Directions for this task:
Filter out everything except lines holding "Odds".

(Records from a data source)
________________

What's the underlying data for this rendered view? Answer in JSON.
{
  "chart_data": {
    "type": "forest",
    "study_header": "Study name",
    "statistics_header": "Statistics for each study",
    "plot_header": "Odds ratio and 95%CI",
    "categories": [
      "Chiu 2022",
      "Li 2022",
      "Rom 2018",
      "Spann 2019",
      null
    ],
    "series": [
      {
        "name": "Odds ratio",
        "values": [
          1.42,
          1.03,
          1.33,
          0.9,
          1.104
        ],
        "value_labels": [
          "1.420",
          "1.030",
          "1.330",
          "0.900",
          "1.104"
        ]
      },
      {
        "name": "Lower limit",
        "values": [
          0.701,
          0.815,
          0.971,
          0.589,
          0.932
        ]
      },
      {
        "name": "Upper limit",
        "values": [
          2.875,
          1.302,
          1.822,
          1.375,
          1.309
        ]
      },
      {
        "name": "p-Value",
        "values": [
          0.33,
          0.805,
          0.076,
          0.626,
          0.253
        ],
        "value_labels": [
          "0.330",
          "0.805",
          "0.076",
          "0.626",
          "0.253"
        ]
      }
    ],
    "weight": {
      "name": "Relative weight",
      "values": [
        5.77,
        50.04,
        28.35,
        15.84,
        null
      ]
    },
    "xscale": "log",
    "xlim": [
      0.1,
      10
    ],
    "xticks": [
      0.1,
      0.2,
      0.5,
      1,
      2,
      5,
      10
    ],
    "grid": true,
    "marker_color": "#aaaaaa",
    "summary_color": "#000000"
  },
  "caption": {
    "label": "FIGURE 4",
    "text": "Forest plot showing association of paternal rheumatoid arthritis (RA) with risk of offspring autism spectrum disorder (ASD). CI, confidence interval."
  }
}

________________

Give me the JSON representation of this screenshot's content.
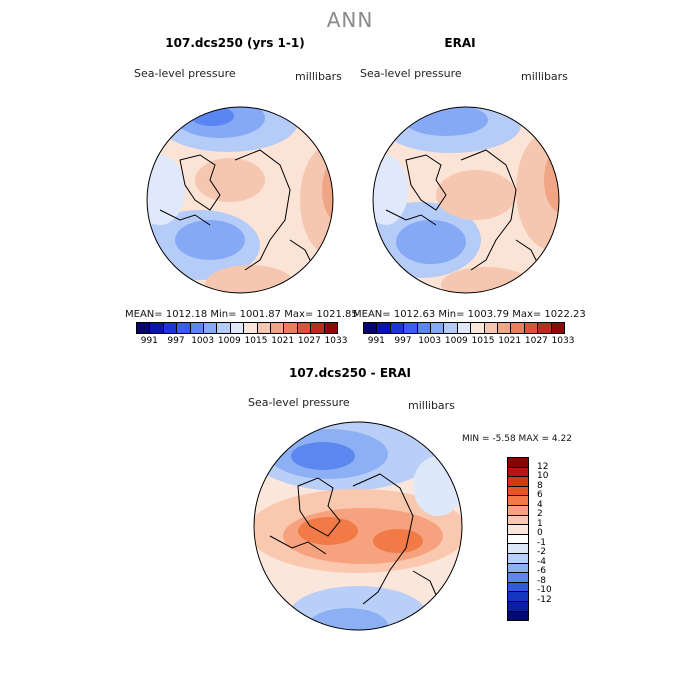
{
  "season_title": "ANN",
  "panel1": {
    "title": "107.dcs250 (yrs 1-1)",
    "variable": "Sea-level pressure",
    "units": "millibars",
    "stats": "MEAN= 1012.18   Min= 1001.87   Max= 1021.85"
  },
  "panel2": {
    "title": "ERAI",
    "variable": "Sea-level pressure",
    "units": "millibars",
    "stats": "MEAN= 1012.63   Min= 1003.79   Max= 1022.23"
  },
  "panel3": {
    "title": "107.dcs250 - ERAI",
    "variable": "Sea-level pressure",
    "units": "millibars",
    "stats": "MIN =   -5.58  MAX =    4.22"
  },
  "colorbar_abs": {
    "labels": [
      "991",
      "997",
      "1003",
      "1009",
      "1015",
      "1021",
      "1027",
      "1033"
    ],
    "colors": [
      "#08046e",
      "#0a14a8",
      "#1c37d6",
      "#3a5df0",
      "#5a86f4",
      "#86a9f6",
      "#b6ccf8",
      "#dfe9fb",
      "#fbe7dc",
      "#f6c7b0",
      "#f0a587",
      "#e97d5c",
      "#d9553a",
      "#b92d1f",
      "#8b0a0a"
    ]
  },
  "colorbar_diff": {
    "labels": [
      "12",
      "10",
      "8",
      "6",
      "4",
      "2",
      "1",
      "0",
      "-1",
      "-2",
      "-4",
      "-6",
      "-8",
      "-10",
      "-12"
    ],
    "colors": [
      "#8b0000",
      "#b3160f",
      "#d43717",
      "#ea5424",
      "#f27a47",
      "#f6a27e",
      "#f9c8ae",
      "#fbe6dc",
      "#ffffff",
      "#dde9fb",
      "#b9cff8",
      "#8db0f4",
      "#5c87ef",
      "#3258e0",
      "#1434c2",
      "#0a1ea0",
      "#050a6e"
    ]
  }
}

________________

Correct result:
    "plot_header": "Odds ratio and 95%CI",
        "name": "Odds ratio",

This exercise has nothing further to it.